**TASK PROMPT**
Look below and pull out each line with the word "name".

═════ PROVIDED DATA ═════

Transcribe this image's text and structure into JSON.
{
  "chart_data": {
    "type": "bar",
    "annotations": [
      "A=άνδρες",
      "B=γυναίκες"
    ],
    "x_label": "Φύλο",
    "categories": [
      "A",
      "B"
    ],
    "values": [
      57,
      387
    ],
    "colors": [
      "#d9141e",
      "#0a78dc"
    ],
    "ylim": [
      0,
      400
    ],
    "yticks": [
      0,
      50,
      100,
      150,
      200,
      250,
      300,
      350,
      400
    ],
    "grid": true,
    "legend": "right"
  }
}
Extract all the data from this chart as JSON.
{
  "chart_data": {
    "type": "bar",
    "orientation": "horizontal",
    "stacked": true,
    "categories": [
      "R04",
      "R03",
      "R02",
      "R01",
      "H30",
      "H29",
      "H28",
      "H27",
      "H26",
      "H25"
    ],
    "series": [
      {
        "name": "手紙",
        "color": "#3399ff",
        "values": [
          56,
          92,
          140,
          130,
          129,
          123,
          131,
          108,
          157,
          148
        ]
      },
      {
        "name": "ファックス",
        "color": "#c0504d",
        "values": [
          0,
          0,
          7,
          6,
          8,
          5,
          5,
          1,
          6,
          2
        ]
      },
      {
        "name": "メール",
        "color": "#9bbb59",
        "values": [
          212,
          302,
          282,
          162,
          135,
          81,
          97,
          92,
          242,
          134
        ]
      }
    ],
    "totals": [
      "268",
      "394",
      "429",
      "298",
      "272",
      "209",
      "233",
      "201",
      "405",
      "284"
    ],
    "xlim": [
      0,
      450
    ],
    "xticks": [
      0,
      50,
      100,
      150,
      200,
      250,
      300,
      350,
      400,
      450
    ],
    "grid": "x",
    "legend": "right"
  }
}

═════
═════ PROVIDED DATA ═════

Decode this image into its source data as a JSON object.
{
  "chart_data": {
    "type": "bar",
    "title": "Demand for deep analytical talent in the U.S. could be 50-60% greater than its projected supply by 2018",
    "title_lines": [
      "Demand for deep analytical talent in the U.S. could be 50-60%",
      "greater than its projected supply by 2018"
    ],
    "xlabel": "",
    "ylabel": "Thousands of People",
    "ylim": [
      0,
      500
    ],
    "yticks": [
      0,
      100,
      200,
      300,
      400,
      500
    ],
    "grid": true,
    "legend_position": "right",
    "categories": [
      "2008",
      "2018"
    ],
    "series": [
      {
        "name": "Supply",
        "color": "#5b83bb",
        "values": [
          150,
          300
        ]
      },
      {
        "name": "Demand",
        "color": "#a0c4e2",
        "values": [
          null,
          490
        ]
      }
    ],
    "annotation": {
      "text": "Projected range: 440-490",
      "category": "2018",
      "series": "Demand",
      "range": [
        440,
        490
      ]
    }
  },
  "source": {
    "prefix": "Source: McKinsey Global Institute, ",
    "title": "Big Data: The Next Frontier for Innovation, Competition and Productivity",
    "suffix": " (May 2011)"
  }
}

═════

**COMPLETED EXERCISE**
        "name": "手紙",
        "name": "ファックス",
        "name": "メール",
        "name": "Supply",
        "name": "Demand",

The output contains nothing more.